What the task requires: Scan the material below for the string "JSON", and copy every line where it shows up.

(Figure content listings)
########

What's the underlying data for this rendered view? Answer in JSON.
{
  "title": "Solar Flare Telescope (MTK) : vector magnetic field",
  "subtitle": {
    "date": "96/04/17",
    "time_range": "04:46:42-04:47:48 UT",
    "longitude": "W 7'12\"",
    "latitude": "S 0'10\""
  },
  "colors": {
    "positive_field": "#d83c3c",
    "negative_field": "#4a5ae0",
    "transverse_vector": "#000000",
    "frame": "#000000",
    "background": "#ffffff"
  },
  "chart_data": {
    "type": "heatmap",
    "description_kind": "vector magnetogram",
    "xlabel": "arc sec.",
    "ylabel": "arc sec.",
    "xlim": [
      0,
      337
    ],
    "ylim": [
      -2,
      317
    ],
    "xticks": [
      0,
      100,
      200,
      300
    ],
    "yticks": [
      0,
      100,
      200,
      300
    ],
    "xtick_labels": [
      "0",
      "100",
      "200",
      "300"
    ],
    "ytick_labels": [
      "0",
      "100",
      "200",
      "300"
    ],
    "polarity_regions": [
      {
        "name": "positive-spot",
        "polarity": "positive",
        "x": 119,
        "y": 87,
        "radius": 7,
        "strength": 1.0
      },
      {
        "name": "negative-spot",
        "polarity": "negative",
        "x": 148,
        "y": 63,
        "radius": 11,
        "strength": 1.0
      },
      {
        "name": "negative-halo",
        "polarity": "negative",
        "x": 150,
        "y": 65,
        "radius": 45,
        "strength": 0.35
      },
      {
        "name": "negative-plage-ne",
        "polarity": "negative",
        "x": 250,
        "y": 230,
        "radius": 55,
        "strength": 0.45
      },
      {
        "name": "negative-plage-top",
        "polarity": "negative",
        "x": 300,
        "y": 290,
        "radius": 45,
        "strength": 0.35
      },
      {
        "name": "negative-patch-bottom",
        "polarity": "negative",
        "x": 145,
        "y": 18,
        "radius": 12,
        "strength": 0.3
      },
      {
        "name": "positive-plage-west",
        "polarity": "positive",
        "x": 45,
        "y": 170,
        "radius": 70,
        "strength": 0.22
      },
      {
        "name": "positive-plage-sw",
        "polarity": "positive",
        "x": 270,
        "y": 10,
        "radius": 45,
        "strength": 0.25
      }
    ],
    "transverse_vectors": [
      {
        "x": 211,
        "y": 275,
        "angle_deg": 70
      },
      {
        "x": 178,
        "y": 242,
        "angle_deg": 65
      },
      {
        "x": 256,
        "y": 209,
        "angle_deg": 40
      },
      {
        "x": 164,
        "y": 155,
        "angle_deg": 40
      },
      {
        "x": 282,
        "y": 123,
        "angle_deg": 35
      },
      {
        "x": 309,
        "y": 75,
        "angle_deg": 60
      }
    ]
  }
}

########

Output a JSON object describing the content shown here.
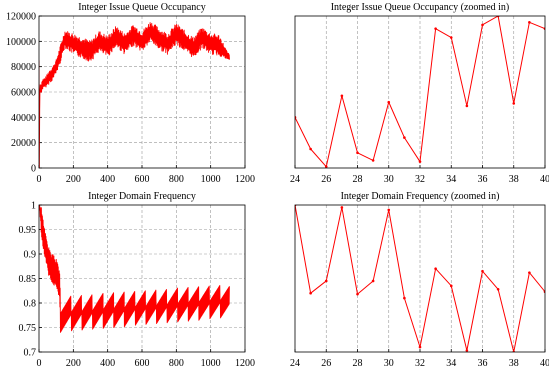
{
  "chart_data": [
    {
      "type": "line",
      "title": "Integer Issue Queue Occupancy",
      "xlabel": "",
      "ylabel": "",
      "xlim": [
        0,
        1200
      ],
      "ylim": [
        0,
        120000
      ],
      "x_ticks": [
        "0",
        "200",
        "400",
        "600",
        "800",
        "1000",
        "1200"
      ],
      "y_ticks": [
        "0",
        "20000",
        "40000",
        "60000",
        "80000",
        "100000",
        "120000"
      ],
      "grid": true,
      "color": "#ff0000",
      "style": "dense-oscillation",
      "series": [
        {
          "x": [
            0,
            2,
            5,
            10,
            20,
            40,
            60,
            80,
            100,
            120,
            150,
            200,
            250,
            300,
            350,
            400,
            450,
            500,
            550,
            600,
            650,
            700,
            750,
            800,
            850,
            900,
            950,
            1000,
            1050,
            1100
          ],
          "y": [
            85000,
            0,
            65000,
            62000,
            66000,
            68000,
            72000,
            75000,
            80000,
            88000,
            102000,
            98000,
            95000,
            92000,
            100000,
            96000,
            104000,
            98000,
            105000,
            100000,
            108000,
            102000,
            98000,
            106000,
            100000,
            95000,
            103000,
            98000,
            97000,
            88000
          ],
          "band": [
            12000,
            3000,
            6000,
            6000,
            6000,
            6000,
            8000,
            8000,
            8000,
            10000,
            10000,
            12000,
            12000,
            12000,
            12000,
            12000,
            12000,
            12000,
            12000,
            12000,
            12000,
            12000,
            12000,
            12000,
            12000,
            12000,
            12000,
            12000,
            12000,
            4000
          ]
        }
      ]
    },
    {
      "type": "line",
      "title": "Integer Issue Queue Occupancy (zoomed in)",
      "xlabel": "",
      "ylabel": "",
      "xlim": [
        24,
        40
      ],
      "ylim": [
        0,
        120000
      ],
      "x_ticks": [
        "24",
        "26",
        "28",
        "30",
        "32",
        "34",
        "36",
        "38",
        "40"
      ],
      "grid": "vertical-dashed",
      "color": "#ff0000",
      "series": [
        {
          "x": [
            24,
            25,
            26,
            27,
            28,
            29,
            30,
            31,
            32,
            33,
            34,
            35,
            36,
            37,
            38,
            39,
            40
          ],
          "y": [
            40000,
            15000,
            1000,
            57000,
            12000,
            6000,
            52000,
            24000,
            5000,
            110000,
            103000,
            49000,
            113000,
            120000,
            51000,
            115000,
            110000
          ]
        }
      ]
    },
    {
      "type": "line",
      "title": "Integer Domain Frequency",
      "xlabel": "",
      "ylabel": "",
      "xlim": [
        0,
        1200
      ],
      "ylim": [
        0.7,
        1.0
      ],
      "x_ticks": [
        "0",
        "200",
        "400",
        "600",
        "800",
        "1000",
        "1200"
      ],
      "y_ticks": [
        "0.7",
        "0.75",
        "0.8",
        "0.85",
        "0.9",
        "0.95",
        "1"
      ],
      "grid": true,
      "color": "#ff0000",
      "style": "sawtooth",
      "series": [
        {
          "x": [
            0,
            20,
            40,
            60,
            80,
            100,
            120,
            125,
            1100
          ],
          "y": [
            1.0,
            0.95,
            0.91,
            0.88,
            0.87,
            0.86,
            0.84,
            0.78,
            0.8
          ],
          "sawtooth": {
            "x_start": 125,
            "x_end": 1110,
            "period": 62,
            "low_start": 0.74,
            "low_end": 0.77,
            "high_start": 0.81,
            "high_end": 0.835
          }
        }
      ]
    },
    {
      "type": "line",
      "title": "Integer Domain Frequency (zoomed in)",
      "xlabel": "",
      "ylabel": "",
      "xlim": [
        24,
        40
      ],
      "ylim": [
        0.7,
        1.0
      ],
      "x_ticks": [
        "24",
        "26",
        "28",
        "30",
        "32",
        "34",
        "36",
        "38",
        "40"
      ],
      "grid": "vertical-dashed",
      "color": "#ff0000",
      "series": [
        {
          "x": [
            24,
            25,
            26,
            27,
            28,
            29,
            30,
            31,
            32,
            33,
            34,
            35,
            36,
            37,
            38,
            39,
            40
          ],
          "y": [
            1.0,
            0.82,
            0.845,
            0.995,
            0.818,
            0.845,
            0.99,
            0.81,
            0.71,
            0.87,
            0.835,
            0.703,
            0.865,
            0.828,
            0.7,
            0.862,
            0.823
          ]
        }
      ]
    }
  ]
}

########

Exercise solution:
What's the underlying data for this rendered view? Answer in JSON.
Output a JSON object describing the content shown here.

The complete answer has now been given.